**PAGE EXTRACT**:
## Begin

CBA’s Kaching app raises privacy concerns


news One of Australia’s leading privacy advocates has raised concerns about the Commonwealth Bank’s new mobile, social and near field communications payments application, highlighting the fact that it has the potential to eliminate much of the anonymity offered by paying for goods and services through cash.

The app, unveiled yesterday for Apple iPhones and coming soon to the Android platform, allows customers to make payments from their mobile phone to anyone with an email address, phone number or Facebook friendship, as well as to merchants via the near field communications standard. It represents the latest in a wave of such apps, with similar platforms including ANZ Bank’s goMoney system and the Pollenizer-backed Pygg, which focuses on Twitter payments.

However, speaking via email yesterday, Australian Privacy Foundation chair Roger Clarke pointed out that many people didn’t necessarily want a complete payments trail collected by their financial institutions. “Examples of such people,” Clarke said, referring to a paper he wrote as early as 1999 on the issue, “include VIPs, celebrities, notorieties, different-thinkers, victims of domestic violence, people in sensitive occupations such as prison management and psychiatric health care, protected witnesses, and undercover law enforcement and security operatives”.

It is believed that financial institutions can be forced to divulge aspects of their customers’ financial records through certain legal processes. The ISP industry is already facing a similar issue, with organisations such as Movie Rights Group using the courts to seek customer information relating to Australians who have allegedly illegally downloaded copyrighted films online.

## End

**RAW RECORDS**:
## Begin

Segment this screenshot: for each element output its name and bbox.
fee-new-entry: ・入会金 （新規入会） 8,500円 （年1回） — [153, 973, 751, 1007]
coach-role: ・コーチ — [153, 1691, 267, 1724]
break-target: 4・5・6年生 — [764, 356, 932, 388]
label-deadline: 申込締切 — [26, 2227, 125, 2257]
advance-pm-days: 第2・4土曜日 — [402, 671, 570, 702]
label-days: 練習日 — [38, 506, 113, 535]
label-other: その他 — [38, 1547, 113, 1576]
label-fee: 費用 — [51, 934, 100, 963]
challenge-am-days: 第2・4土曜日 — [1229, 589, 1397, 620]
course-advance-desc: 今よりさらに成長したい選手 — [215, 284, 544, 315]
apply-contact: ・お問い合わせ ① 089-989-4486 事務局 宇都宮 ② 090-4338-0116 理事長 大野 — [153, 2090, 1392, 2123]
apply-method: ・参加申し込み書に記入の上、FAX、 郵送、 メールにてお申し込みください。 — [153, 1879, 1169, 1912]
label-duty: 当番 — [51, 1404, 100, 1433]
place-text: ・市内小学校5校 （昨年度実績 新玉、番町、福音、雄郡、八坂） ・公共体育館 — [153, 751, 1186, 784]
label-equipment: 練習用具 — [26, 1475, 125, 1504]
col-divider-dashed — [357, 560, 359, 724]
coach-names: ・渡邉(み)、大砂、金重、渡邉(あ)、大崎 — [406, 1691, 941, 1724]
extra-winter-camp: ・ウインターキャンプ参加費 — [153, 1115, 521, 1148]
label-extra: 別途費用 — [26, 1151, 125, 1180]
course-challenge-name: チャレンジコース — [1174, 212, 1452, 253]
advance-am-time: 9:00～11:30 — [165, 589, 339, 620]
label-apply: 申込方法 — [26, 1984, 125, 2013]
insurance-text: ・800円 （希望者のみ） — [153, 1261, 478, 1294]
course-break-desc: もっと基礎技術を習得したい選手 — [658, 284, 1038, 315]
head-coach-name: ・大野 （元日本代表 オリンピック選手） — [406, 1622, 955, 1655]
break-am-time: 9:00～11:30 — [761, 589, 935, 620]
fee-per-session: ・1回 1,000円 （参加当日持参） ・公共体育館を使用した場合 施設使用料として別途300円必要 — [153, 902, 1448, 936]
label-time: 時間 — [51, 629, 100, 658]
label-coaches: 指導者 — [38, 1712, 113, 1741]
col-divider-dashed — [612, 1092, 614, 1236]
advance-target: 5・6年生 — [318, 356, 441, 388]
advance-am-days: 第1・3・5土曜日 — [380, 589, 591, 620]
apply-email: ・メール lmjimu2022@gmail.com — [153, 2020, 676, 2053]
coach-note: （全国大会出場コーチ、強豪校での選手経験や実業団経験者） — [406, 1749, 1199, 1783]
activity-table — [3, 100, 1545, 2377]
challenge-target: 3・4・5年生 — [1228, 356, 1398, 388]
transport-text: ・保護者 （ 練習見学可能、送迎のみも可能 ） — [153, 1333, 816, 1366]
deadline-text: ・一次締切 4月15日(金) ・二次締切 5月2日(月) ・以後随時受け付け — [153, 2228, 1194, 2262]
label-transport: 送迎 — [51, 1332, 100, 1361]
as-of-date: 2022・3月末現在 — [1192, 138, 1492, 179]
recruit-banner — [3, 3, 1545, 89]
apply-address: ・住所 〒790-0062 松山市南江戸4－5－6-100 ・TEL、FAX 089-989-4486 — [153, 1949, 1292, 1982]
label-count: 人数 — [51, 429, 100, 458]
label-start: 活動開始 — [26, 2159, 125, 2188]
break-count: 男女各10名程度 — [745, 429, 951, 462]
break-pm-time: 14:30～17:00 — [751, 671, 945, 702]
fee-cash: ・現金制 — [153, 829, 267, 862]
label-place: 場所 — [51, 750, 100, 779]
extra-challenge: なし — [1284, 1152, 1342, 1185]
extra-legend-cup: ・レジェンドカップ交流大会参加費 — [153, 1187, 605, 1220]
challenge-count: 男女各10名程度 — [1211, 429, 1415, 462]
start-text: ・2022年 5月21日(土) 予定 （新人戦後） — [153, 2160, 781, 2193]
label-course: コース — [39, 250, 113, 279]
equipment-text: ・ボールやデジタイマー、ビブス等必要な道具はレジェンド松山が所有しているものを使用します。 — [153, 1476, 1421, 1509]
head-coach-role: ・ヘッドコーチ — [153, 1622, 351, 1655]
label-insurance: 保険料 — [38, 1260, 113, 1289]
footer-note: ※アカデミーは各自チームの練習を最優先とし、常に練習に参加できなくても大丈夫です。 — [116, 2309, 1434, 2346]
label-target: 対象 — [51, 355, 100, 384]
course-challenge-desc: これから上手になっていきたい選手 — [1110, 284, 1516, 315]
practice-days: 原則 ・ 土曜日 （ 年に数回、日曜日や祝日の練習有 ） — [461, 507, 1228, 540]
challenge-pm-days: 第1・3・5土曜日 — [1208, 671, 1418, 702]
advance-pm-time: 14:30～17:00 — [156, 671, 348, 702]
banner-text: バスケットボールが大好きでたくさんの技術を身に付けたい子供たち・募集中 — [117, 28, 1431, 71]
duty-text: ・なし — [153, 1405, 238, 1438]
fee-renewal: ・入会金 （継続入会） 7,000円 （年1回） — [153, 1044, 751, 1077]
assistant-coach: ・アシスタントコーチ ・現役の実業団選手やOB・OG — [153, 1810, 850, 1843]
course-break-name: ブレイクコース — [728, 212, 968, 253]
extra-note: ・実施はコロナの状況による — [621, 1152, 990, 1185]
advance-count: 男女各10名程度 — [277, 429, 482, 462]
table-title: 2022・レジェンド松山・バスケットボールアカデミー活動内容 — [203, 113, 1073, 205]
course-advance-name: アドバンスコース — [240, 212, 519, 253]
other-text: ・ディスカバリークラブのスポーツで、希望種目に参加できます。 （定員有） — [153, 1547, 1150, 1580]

## End

**GIVEN EXERCISE**: Continue the news article on privacy concerns about the Commonwealth Bank's Kaching app, picking up after its last paragraph.

**OUTPUT FOR THIS EXERCISE**:
Clarke said a topical example of someone who might not want all of their financial data tracked might be a protestor at a political gathering such as the current Commonwealth Heads of Government Meeting in Perth, “who is very well-advised not to generate high-intensity trails of location data”.

Location data in general, Clarke wrote in his 1999 paper, could be used by governments and the private sector in order to generate behavioural patterns against individuals, allowing the public sector to generate “suspicion” against individuals matching certain patterns, and the private sector to “classify the individual into micro-markets and thereby to manipulate consumer behaviour”. In addition, Clarke warned at the time that such data could lead to a substantially enhanced scope for politically damaging and personally embarrassing diclosures, blackmail and extortion, as well as “a vast increase” in so-called circumstantial evidence in criminal cases.

“The focus of public concerns is usually exercise of power by the State, but these technologies also greatly empower corporations,” the privacy advocate wrote. “The capability will be useful in dealing with troublesome opponents, such as competitors, regulators and lobbyists, but also employees, whistleblowers, consumer activists, customers and suppliers.”

As an alternative to transactions linked to individuals’ bank accounts, some cards are available in countries like France (the Mon€o card), which allow users to make anonymous transactions for small amounts, as an alternative to using cash.

Clarke said anyone would need some form of anonymous payments system who didn’t want to gift location and tracking information to their financial institutions, as well as a whole host of organisations associated with them — such as their financial institutions’ non-banking divisions, strategic partners, law enforcement and security organisations and so on. “In an era of ‘strategic partnerships’, customer confidentiality is increasingly under threat, as data exchange with other corporations offers the prospect of enhanced revenue and customer leverage, i.e. power,” he wrote in his 1999 paper.

The key issue, he said, was the need for payment systems which were designed without intermediaries such as banks — so that only the payer and payees were in position to keep records of transactions.

“If each transaction involves an intermediary, then that other organisation is in a position to record it, and may collude with other such intermediaries to consolidate a substantial trail,” he noted. If Kaching did in fact represent such as intermediary system, then Clarke recommended not using the platform.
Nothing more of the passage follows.